**STATED EXERCISE:** All entries must be repeated exactly; do not include the pictures.

**TASK INPUTS:**
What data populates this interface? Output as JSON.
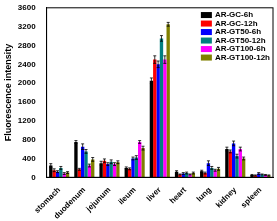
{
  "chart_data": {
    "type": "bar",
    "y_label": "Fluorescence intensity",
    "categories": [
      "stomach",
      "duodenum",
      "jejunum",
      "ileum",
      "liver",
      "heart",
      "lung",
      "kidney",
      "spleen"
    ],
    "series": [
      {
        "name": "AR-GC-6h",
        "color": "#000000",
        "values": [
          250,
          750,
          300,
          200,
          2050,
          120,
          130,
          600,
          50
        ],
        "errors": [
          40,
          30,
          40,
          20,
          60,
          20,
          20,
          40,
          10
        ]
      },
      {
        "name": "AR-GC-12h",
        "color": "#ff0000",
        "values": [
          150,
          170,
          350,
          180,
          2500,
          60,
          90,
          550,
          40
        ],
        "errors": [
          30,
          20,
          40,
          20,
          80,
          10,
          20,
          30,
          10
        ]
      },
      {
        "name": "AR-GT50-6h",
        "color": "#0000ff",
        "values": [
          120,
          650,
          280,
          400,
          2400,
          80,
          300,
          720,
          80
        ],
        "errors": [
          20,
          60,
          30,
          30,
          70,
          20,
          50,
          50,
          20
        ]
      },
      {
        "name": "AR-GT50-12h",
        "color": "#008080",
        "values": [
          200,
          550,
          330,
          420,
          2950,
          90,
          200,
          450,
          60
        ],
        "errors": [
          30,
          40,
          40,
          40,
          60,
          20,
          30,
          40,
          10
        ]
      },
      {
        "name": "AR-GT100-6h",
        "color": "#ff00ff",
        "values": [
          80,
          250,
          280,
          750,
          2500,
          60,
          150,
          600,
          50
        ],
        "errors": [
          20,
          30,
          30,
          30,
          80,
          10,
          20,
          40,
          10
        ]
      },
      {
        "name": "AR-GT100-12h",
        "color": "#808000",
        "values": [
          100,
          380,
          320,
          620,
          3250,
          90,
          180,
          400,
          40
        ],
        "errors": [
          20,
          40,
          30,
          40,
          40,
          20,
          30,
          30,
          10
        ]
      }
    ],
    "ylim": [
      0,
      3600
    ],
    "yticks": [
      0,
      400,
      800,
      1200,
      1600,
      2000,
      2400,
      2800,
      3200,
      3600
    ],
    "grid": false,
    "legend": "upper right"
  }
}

**SOLUTION:**
What data populates this interface? Output as JSON.
{
  "chart_data": {
    "type": "bar",
    "y_label": "Fluorescence intensity",
    "categories": [
      "stomach",
      "duodenum",
      "jejunum",
      "ileum",
      "liver",
      "heart",
      "lung",
      "kidney",
      "spleen"
    ],
    "series": [
      {
        "name": "AR-GC-6h",
        "color": "#000000",
        "values": [
          250,
          750,
          300,
          200,
          2050,
          120,
          130,
          600,
          50
        ],
        "errors": [
          40,
          30,
          40,
          20,
          60,
          20,
          20,
          40,
          10
        ]
      },
      {
        "name": "AR-GC-12h",
        "color": "#ff0000",
        "values": [
          150,
          170,
          350,
          180,
          2500,
          60,
          90,
          550,
          40
        ],
        "errors": [
          30,
          20,
          40,
          20,
          80,
          10,
          20,
          30,
          10
        ]
      },
      {
        "name": "AR-GT50-6h",
        "color": "#0000ff",
        "values": [
          120,
          650,
          280,
          400,
          2400,
          80,
          300,
          720,
          80
        ],
        "errors": [
          20,
          60,
          30,
          30,
          70,
          20,
          50,
          50,
          20
        ]
      },
      {
        "name": "AR-GT50-12h",
        "color": "#008080",
        "values": [
          200,
          550,
          330,
          420,
          2950,
          90,
          200,
          450,
          60
        ],
        "errors": [
          30,
          40,
          40,
          40,
          60,
          20,
          30,
          40,
          10
        ]
      },
      {
        "name": "AR-GT100-6h",
        "color": "#ff00ff",
        "values": [
          80,
          250,
          280,
          750,
          2500,
          60,
          150,
          600,
          50
        ],
        "errors": [
          20,
          30,
          30,
          30,
          80,
          10,
          20,
          40,
          10
        ]
      },
      {
        "name": "AR-GT100-12h",
        "color": "#808000",
        "values": [
          100,
          380,
          320,
          620,
          3250,
          90,
          180,
          400,
          40
        ],
        "errors": [
          20,
          40,
          30,
          40,
          40,
          20,
          30,
          30,
          10
        ]
      }
    ],
    "ylim": [
      0,
      3600
    ],
    "yticks": [
      0,
      400,
      800,
      1200,
      1600,
      2000,
      2400,
      2800,
      3200,
      3600
    ],
    "grid": false,
    "legend": "upper right"
  }
}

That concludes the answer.